WHAT THIS TASK INVOLVES:
Report every line in the listing below where the string "data" shows up.

Stored entries

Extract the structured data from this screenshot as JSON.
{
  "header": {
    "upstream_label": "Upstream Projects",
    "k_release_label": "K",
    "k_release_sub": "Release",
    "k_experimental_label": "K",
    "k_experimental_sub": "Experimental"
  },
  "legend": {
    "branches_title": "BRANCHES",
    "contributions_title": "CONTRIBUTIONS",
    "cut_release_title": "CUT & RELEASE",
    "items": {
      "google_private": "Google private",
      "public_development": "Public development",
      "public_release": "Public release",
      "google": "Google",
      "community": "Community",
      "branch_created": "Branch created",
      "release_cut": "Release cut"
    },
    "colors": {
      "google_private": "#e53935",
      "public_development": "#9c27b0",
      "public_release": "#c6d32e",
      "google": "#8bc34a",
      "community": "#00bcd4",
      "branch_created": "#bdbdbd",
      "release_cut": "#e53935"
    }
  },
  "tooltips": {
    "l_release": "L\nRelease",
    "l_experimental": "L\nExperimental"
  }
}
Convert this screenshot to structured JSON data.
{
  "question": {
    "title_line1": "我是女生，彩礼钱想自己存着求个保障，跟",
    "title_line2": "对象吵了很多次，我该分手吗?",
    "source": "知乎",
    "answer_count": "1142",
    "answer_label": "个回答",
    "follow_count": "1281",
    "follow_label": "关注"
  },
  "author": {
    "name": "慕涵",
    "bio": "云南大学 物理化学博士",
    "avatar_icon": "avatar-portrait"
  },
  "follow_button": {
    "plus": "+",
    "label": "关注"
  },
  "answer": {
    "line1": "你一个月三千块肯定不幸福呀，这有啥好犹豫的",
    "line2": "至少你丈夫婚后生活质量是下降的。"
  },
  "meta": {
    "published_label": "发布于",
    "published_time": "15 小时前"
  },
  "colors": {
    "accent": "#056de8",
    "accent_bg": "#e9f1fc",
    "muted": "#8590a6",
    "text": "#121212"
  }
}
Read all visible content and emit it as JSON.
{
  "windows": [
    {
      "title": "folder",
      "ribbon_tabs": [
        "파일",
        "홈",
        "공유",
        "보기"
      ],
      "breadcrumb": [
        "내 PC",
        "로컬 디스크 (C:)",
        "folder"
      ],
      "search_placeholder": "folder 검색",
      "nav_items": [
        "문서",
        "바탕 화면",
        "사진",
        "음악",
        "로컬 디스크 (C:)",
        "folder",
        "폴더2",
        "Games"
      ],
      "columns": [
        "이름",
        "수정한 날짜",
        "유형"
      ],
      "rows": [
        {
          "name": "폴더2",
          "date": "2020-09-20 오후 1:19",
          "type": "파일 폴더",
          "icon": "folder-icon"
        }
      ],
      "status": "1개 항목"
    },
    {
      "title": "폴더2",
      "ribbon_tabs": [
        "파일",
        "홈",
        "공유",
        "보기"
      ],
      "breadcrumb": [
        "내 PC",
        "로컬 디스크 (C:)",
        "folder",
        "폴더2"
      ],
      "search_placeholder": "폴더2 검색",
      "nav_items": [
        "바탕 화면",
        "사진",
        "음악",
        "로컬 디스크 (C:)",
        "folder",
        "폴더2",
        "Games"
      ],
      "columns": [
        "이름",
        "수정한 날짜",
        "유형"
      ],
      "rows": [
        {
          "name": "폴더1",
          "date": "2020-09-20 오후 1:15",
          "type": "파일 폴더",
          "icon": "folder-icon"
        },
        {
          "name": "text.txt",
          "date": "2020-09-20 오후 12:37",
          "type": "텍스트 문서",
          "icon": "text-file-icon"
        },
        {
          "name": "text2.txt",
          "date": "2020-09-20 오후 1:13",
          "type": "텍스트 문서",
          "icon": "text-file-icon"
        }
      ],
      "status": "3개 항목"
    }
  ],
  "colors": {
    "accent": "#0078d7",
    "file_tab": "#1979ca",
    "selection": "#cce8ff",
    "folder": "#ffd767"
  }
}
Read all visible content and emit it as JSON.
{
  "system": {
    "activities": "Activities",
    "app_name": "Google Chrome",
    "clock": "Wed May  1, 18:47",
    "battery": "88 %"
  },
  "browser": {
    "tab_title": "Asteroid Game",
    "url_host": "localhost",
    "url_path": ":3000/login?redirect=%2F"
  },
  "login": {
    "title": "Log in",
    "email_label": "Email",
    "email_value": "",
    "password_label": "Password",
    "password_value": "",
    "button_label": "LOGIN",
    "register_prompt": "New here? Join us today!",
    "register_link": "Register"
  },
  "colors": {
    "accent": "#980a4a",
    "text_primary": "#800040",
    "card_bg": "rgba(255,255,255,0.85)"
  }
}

RESULT OF THIS EXERCISE:
Extract the structured data from this screenshot as JSON.
Convert this screenshot to structured JSON data.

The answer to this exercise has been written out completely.